Problem details: Would you transcribe the listing that follows, character for character, and omit its images?

Information shown:

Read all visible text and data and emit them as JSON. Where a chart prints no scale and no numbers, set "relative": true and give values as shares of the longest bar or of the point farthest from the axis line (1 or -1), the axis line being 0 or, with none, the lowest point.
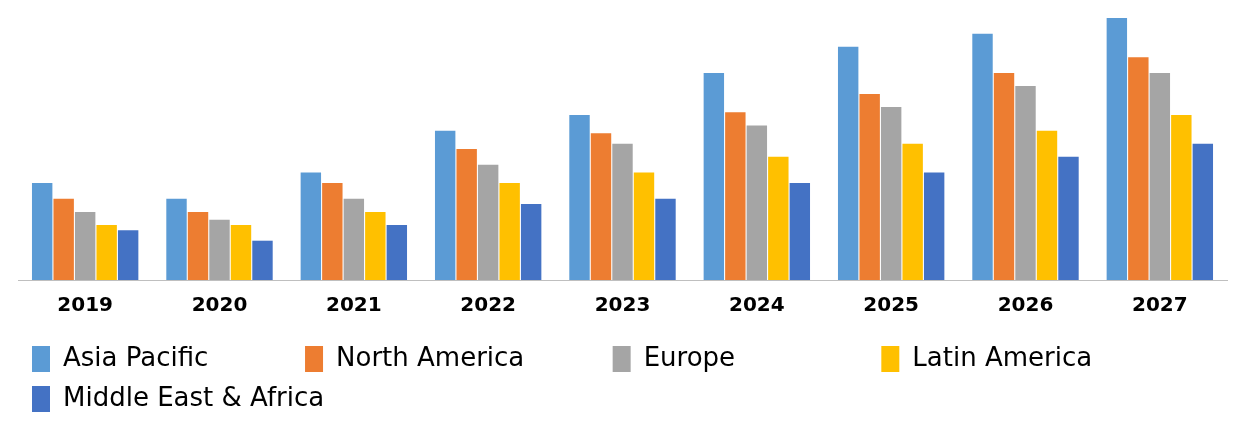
{
  "chart_data": {
    "type": "bar",
    "relative": true,
    "categories": [
      "2019",
      "2020",
      "2021",
      "2022",
      "2023",
      "2024",
      "2025",
      "2026",
      "2027"
    ],
    "series": [
      {
        "name": "Asia Pacific",
        "color": "#5b9bd5",
        "values": [
          0.37,
          0.31,
          0.41,
          0.57,
          0.63,
          0.79,
          0.89,
          0.94,
          1
        ]
      },
      {
        "name": "North America",
        "color": "#ed7d31",
        "values": [
          0.31,
          0.26,
          0.37,
          0.5,
          0.56,
          0.64,
          0.71,
          0.79,
          0.85
        ]
      },
      {
        "name": "Europe",
        "color": "#a5a5a5",
        "values": [
          0.26,
          0.23,
          0.31,
          0.44,
          0.52,
          0.59,
          0.66,
          0.74,
          0.79
        ]
      },
      {
        "name": "Latin America",
        "color": "#ffc000",
        "values": [
          0.21,
          0.21,
          0.26,
          0.37,
          0.41,
          0.47,
          0.52,
          0.57,
          0.63
        ]
      },
      {
        "name": "Middle East & Africa",
        "color": "#4472c4",
        "values": [
          0.19,
          0.15,
          0.21,
          0.29,
          0.31,
          0.37,
          0.41,
          0.47,
          0.52
        ]
      }
    ],
    "grid": false,
    "legend": "bottom"
  }
}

Output:
Read all visible text and data and emit them as JSON. Where a chart prints no scale and no numbers, set "relative": true and give values as shares of the longest bar or of the point farthest from the axis line (1 or -1), the axis line being 0 or, with none, the lowest point.
{
  "chart_data": {
    "type": "bar",
    "relative": true,
    "categories": [
      "2019",
      "2020",
      "2021",
      "2022",
      "2023",
      "2024",
      "2025",
      "2026",
      "2027"
    ],
    "series": [
      {
        "name": "Asia Pacific",
        "color": "#5b9bd5",
        "values": [
          0.37,
          0.31,
          0.41,
          0.57,
          0.63,
          0.79,
          0.89,
          0.94,
          1
        ]
      },
      {
        "name": "North America",
        "color": "#ed7d31",
        "values": [
          0.31,
          0.26,
          0.37,
          0.5,
          0.56,
          0.64,
          0.71,
          0.79,
          0.85
        ]
      },
      {
        "name": "Europe",
        "color": "#a5a5a5",
        "values": [
          0.26,
          0.23,
          0.31,
          0.44,
          0.52,
          0.59,
          0.66,
          0.74,
          0.79
        ]
      },
      {
        "name": "Latin America",
        "color": "#ffc000",
        "values": [
          0.21,
          0.21,
          0.26,
          0.37,
          0.41,
          0.47,
          0.52,
          0.57,
          0.63
        ]
      },
      {
        "name": "Middle East & Africa",
        "color": "#4472c4",
        "values": [
          0.19,
          0.15,
          0.21,
          0.29,
          0.31,
          0.37,
          0.41,
          0.47,
          0.52
        ]
      }
    ],
    "grid": false,
    "legend": "bottom"
  }
}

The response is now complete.